■ Short exercise ■
Write out the records beneath this line exactly as they appear, minus any images.

■ Extracted entries ■
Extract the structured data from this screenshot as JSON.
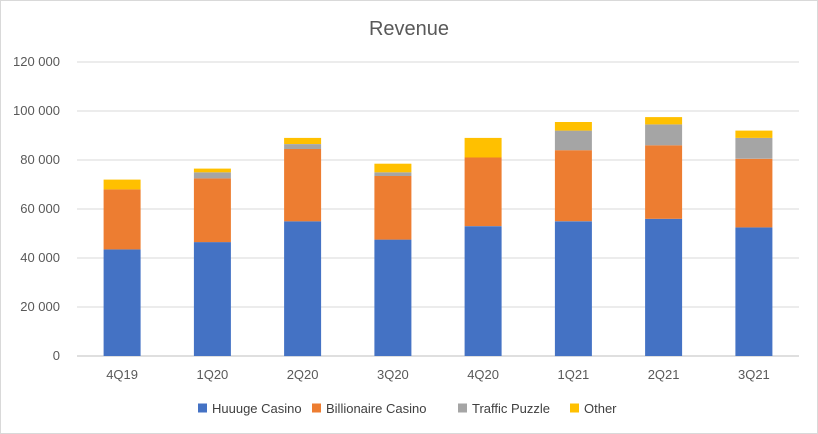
{
  "chart_data": {
    "type": "bar",
    "stacked": true,
    "title": "Revenue",
    "xlabel": "",
    "ylabel": "",
    "ylim": [
      0,
      120000
    ],
    "yticks": [
      0,
      20000,
      40000,
      60000,
      80000,
      100000,
      120000
    ],
    "ytick_labels": [
      "0",
      "20 000",
      "40 000",
      "60 000",
      "80 000",
      "100 000",
      "120 000"
    ],
    "grid": true,
    "legend_position": "bottom",
    "categories": [
      "4Q19",
      "1Q20",
      "2Q20",
      "3Q20",
      "4Q20",
      "1Q21",
      "2Q21",
      "3Q21"
    ],
    "series": [
      {
        "name": "Huuuge Casino",
        "color": "#4472C4",
        "values": [
          43500,
          46500,
          55000,
          47500,
          53000,
          55000,
          56000,
          52500
        ]
      },
      {
        "name": "Billionaire Casino",
        "color": "#ED7D31",
        "values": [
          24500,
          26000,
          29500,
          26000,
          28000,
          29000,
          30000,
          28000
        ]
      },
      {
        "name": "Traffic Puzzle",
        "color": "#A5A5A5",
        "values": [
          0,
          2500,
          2000,
          1500,
          0,
          8000,
          8500,
          8500
        ]
      },
      {
        "name": "Other",
        "color": "#FFC000",
        "values": [
          4000,
          1500,
          2500,
          3500,
          8000,
          3500,
          3000,
          3000
        ]
      }
    ]
  }
}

■ Written reply ■
Extract the structured data from this screenshot as JSON.
{
  "chart_data": {
    "type": "bar",
    "stacked": true,
    "title": "Revenue",
    "xlabel": "",
    "ylabel": "",
    "ylim": [
      0,
      120000
    ],
    "yticks": [
      0,
      20000,
      40000,
      60000,
      80000,
      100000,
      120000
    ],
    "ytick_labels": [
      "0",
      "20 000",
      "40 000",
      "60 000",
      "80 000",
      "100 000",
      "120 000"
    ],
    "grid": true,
    "legend_position": "bottom",
    "categories": [
      "4Q19",
      "1Q20",
      "2Q20",
      "3Q20",
      "4Q20",
      "1Q21",
      "2Q21",
      "3Q21"
    ],
    "series": [
      {
        "name": "Huuuge Casino",
        "color": "#4472C4",
        "values": [
          43500,
          46500,
          55000,
          47500,
          53000,
          55000,
          56000,
          52500
        ]
      },
      {
        "name": "Billionaire Casino",
        "color": "#ED7D31",
        "values": [
          24500,
          26000,
          29500,
          26000,
          28000,
          29000,
          30000,
          28000
        ]
      },
      {
        "name": "Traffic Puzzle",
        "color": "#A5A5A5",
        "values": [
          0,
          2500,
          2000,
          1500,
          0,
          8000,
          8500,
          8500
        ]
      },
      {
        "name": "Other",
        "color": "#FFC000",
        "values": [
          4000,
          1500,
          2500,
          3500,
          8000,
          3500,
          3000,
          3000
        ]
      }
    ]
  }
}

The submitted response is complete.